What the task asks
Pick out each line of the records that includes the string "工程名称", and copy it.
* Start Provided records *
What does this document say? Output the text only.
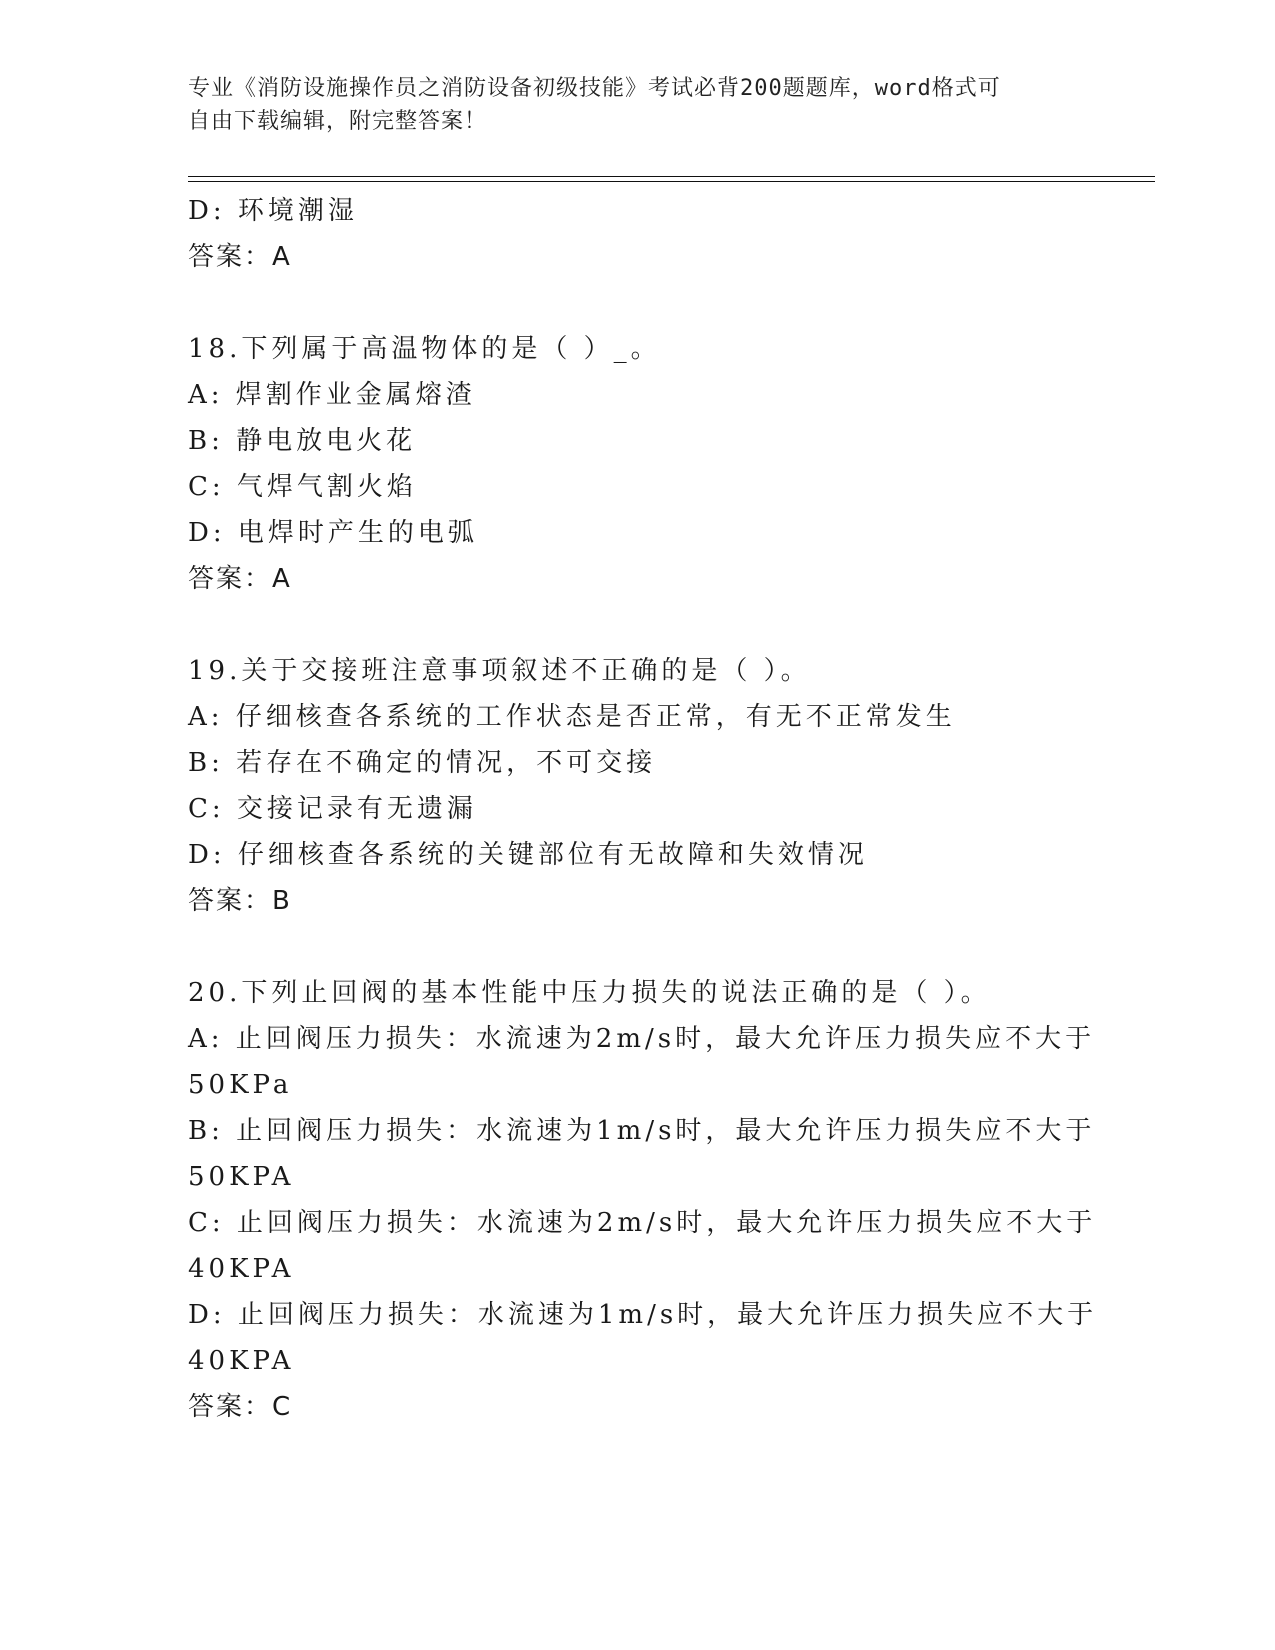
专业《消防设施操作员之消防设备初级技能》考试必背200题题库，word格式可
自由下载编辑，附完整答案！
D: 环境潮湿
答案：A
18.下列属于高温物体的是（ ）_。
A: 焊割作业金属熔渣
B: 静电放电火花
C: 气焊气割火焰
D: 电焊时产生的电弧
答案：A
19.关于交接班注意事项叙述不正确的是（ ）。
A: 仔细核查各系统的工作状态是否正常，有无不正常发生
B: 若存在不确定的情况，不可交接
C: 交接记录有无遗漏
D: 仔细核查各系统的关键部位有无故障和失效情况
答案：B
20.下列止回阀的基本性能中压力损失的说法正确的是（ ）。
A: 止回阀压力损失：水流速为2m/s时，最大允许压力损失应不大于
50KPa
B: 止回阀压力损失：水流速为1m/s时，最大允许压力损失应不大于
50KPA
C: 止回阀压力损失：水流速为2m/s时，最大允许压力损失应不大于
40KPA
D: 止回阀压力损失：水流速为1m/s时，最大允许压力损失应不大于
40KPA
答案：C
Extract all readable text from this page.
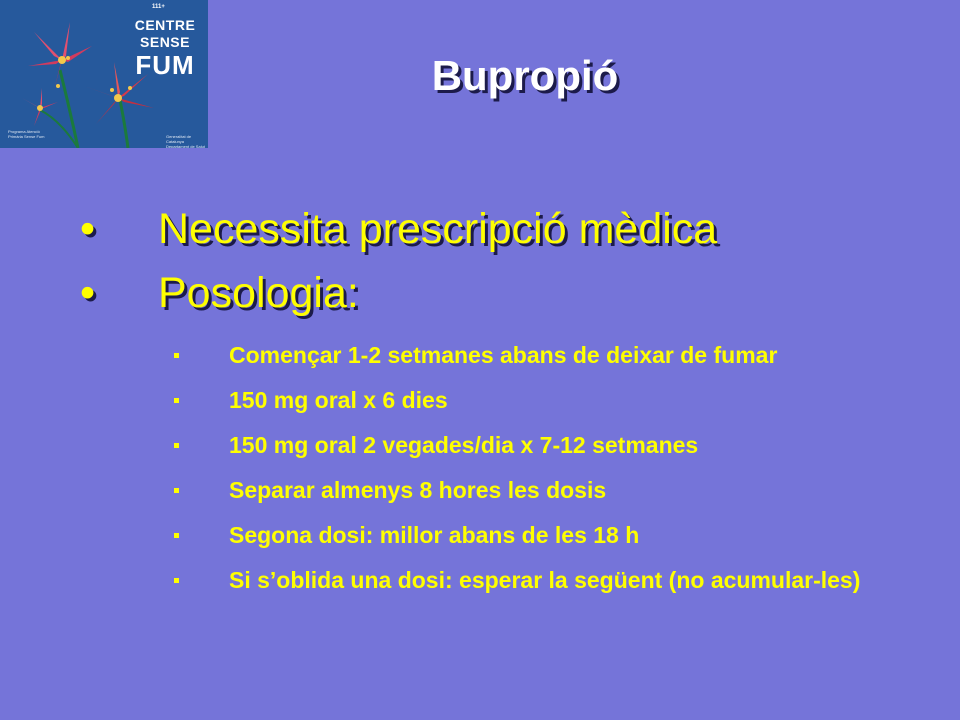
111+
CENTRE
SENSE
FUM
Programa Atenció Primària Sense Fum	Generalitat de Catalunya Departament de Salut
Bupropió
•	Necessita prescripció mèdica
•	Posologia:
Començar 1-2 setmanes abans de deixar de fumar
150 mg oral x 6 dies
150 mg oral 2 vegades/dia x 7-12 setmanes
Separar almenys 8 hores les dosis
Segona dosi: millor abans de les 18 h
Si s’oblida una dosi: esperar la següent (no acumular-les)
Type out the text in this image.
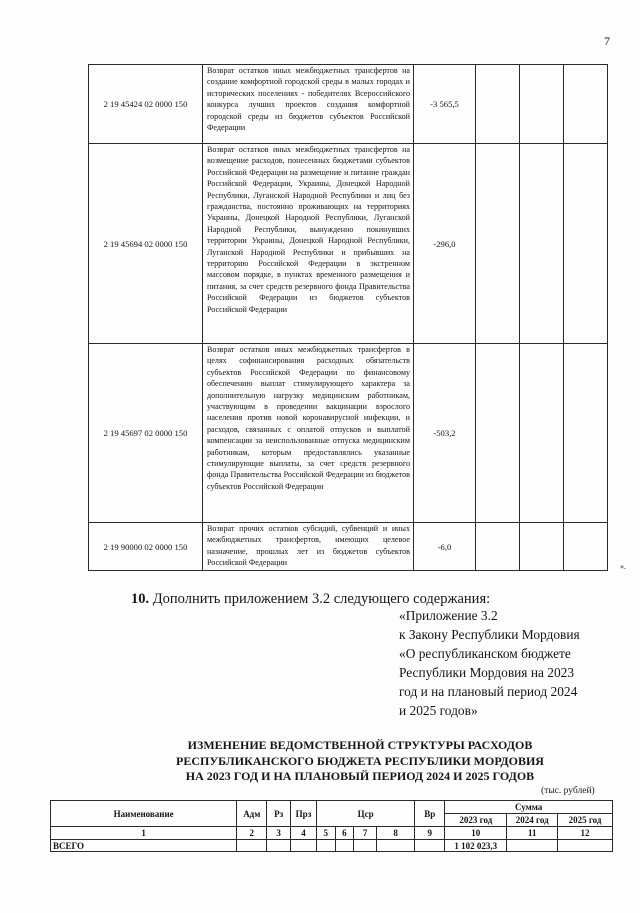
7
2 19 45424 02 0000 150	Возврат остатков иных межбюджетных трансфертов на создание комфортной городской среды в малых городах и исторических поселениях - победителях Всероссийского конкурса лучших проектов создания комфортной городской среды из бюджетов субъектов Российской Федерации	-3 565,5			
2 19 45694 02 0000 150	Возврат остатков иных межбюджетных трансфертов на возмещение расходов, понесенных бюджетами субъектов Российской Федерации на размещение и питание граждан Российской Федерации, Украины, Донецкой Народной Республики, Луганской Народной Республики и лиц без гражданства, постоянно проживающих на территориях Украины, Донецкой Народной Республики, Луганской Народной Республики, вынужденно покинувших территории Украины, Донецкой Народной Республики, Луганской Народной Республики и прибывших на территорию Российской Федерации в экстренном массовом порядке, в пунктах временного размещения и питания, за счет средств резервного фонда Правительства Российской Федерации из бюджетов субъектов Российской Федерации	-296,0			
2 19 45697 02 0000 150	Возврат остатков иных межбюджетных трансфертов в целях софинансирования расходных обязательств субъектов Российской Федерации по финансовому обеспечению выплат стимулирующего характера за дополнительную нагрузку медицинским работникам, участвующим в проведении вакцинации взрослого населения против новой коронавирусной инфекции, и расходов, связанных с оплатой отпусков и выплатой компенсации за неиспользованные отпуска медицинским работникам, которым предоставлялись указанные стимулирующие выплаты, за счет средств резервного фонда Правительства Российской Федерации из бюджетов субъектов Российской Федерации	-503,2			
2 19 90000 02 0000 150	Возврат прочих остатков субсидий, субвенций и иных межбюджетных трансфертов, имеющих целевое назначение, прошлых лет из бюджетов субъектов Российской Федерации	-6,0			
».
10. Дополнить приложением 3.2 следующего содержания:
«Приложение 3.2
к Закону Республики Мордовия
«О республиканском бюджете
Республики Мордовия на 2023
год и на плановый период 2024
и 2025 годов»
ИЗМЕНЕНИЕ ВЕДОМСТВЕННОЙ СТРУКТУРЫ РАСХОДОВ
РЕСПУБЛИКАНСКОГО БЮДЖЕТА РЕСПУБЛИКИ МОРДОВИЯ
НА 2023 ГОД И НА ПЛАНОВЫЙ ПЕРИОД 2024 И 2025 ГОДОВ
(тыс. рублей)
Наименование	Адм	Рз	Прз	Цср				Вр	Сумма		
									2023 год	2024 год	2025 год
1	2	3	4	5	6	7	8	9	10	11	12
ВСЕГО									1 102 023,3		
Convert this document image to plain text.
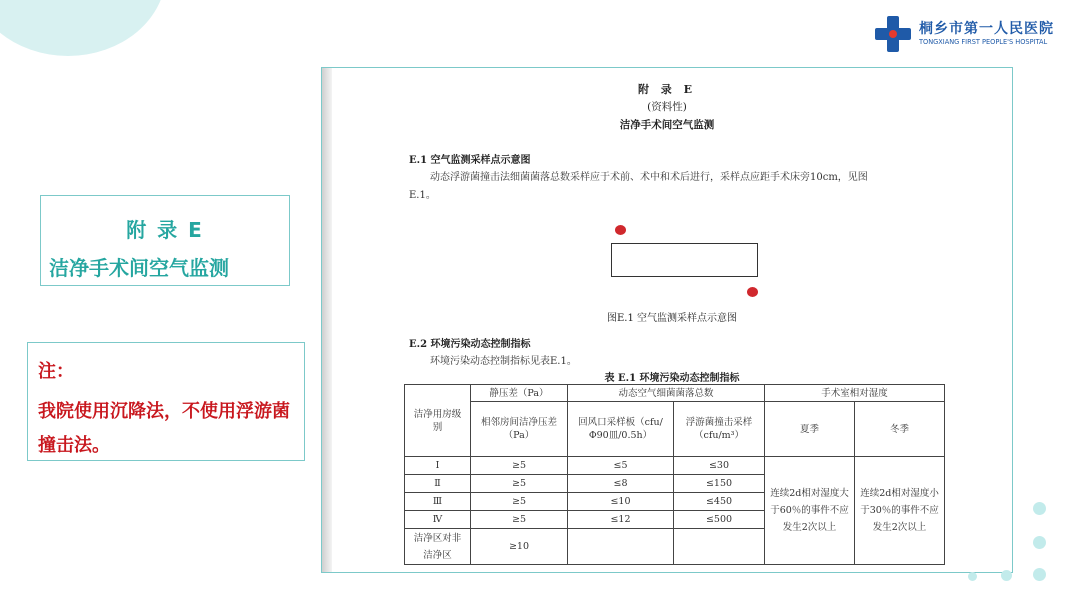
桐乡市第一人民医院
TONGXIANG FIRST PEOPLE'S HOSPITAL
附 录 E
洁净手术间空气监测
注：
我院使用沉降法，不使用浮游菌撞击法。
附 录 E
(资料性)
洁净手术间空气监测
E.1 空气监测采样点示意图
动态浮游菌撞击法细菌菌落总数采样应于术前、术中和术后进行，采样点应距手术床旁10cm，见图
E.1。
图E.1 空气监测采样点示意图
E.2 环境污染动态控制指标
环境污染动态控制指标见表E.1。
表 E.1 环境污染动态控制指标
洁净用房级别	静压差（Pa）	动态空气细菌菌落总数		手术室相对湿度	
	相邻房间洁净压差（Pa）	回风口采样板（cfu/Φ90皿/0.5h）	浮游菌撞击采样（cfu/m³）	夏季	冬季
Ⅰ	≥5	≤5	≤30	连续2d相对湿度大于60％的事件不应发生2次以上	连续2d相对湿度小于30％的事件不应发生2次以上
Ⅱ	≥5	≤8	≤150		
Ⅲ	≥5	≤10	≤450		
Ⅳ	≥5	≤12	≤500		
洁净区对非洁净区	≥10				
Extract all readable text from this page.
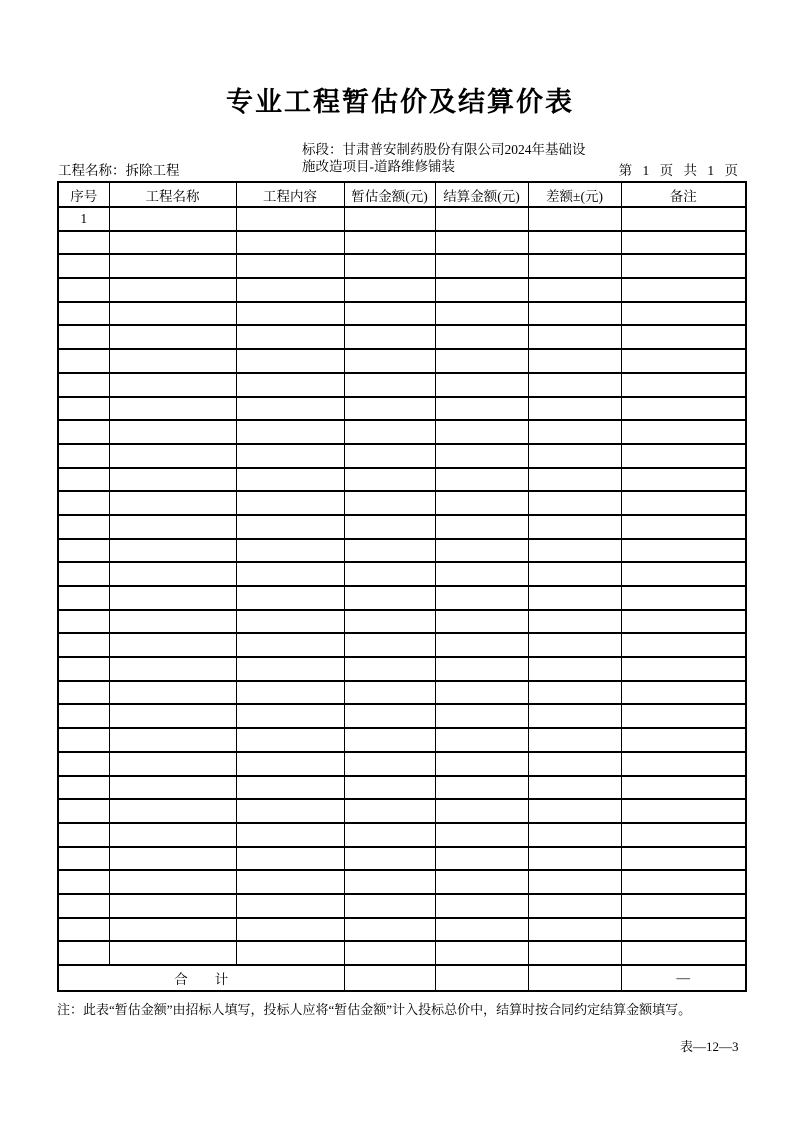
专业工程暂估价及结算价表
工程名称：拆除工程
标段：甘肃普安制药股份有限公司2024年基础设
施改造项目-道路维修铺装	第 1 页 共 1 页
序号	工程名称	工程内容	暂估金额(元)	结算金额(元)	差额±(元)	备注
1						

合　　计						—
注：此表“暂估金额”由招标人填写，投标人应将“暂估金额”计入投标总价中，结算时按合同约定结算金额填写。
表—12—3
* End Provided records *
Correct response
工程名称：拆除工程
序号	工程名称	工程内容	暂估金额(元)	结算金额(元)	差额±(元)	备注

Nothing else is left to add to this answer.